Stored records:
--- begin ---

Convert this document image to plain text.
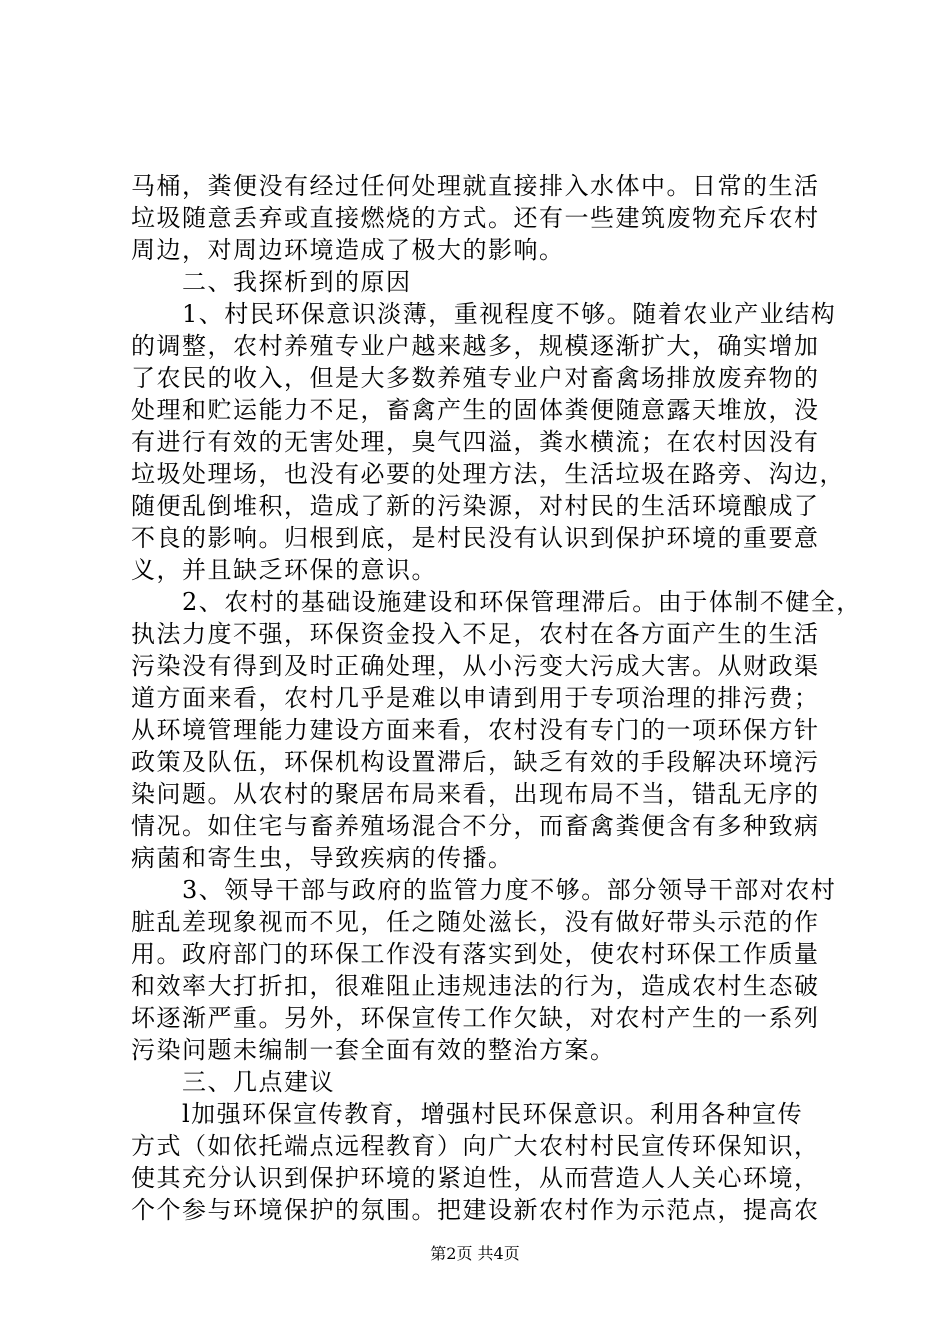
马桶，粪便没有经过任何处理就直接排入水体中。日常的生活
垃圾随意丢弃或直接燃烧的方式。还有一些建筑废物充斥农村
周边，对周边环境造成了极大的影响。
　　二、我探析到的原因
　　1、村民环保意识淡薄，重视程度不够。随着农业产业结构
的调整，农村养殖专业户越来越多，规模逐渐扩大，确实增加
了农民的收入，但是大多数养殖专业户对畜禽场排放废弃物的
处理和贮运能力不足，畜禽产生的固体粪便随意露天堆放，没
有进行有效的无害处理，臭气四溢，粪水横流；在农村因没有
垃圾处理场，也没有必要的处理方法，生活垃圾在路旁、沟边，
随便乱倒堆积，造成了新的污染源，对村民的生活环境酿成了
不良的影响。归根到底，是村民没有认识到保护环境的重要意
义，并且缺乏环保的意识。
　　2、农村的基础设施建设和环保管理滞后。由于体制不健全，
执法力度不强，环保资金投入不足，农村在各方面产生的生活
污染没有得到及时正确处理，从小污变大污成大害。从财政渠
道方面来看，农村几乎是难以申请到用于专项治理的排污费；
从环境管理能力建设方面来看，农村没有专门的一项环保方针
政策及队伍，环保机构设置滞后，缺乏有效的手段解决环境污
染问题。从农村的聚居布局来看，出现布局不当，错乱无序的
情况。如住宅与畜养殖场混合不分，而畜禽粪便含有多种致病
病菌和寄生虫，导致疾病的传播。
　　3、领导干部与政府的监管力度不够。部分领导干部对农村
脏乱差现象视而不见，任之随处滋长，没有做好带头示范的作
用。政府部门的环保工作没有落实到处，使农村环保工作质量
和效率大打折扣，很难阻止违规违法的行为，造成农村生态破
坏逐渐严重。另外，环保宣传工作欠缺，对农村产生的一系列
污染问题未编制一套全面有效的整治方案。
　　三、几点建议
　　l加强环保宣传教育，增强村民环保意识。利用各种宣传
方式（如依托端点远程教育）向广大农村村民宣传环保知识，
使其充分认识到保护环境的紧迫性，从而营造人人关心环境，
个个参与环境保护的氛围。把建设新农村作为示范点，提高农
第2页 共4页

--- end ---

■ WHAT YOU WILL DO ■
Without including the pictures, return each record above exactly as it stands.

■ THE REPLY ■
Convert this document image to plain text.
马桶，粪便没有经过任何处理就直接排入水体中。日常的生活
垃圾随意丢弃或直接燃烧的方式。还有一些建筑废物充斥农村
周边，对周边环境造成了极大的影响。
　　二、我探析到的原因
　　1、村民环保意识淡薄，重视程度不够。随着农业产业结构
的调整，农村养殖专业户越来越多，规模逐渐扩大，确实增加
了农民的收入，但是大多数养殖专业户对畜禽场排放废弃物的
处理和贮运能力不足，畜禽产生的固体粪便随意露天堆放，没
有进行有效的无害处理，臭气四溢，粪水横流；在农村因没有
垃圾处理场，也没有必要的处理方法，生活垃圾在路旁、沟边，
随便乱倒堆积，造成了新的污染源，对村民的生活环境酿成了
不良的影响。归根到底，是村民没有认识到保护环境的重要意
义，并且缺乏环保的意识。
　　2、农村的基础设施建设和环保管理滞后。由于体制不健全，
执法力度不强，环保资金投入不足，农村在各方面产生的生活
污染没有得到及时正确处理，从小污变大污成大害。从财政渠
道方面来看，农村几乎是难以申请到用于专项治理的排污费；
从环境管理能力建设方面来看，农村没有专门的一项环保方针
政策及队伍，环保机构设置滞后，缺乏有效的手段解决环境污
染问题。从农村的聚居布局来看，出现布局不当，错乱无序的
情况。如住宅与畜养殖场混合不分，而畜禽粪便含有多种致病
病菌和寄生虫，导致疾病的传播。
　　3、领导干部与政府的监管力度不够。部分领导干部对农村
脏乱差现象视而不见，任之随处滋长，没有做好带头示范的作
用。政府部门的环保工作没有落实到处，使农村环保工作质量
和效率大打折扣，很难阻止违规违法的行为，造成农村生态破
坏逐渐严重。另外，环保宣传工作欠缺，对农村产生的一系列
污染问题未编制一套全面有效的整治方案。
　　三、几点建议
　　l加强环保宣传教育，增强村民环保意识。利用各种宣传
方式（如依托端点远程教育）向广大农村村民宣传环保知识，
使其充分认识到保护环境的紧迫性，从而营造人人关心环境，
个个参与环境保护的氛围。把建设新农村作为示范点，提高农
第2页 共4页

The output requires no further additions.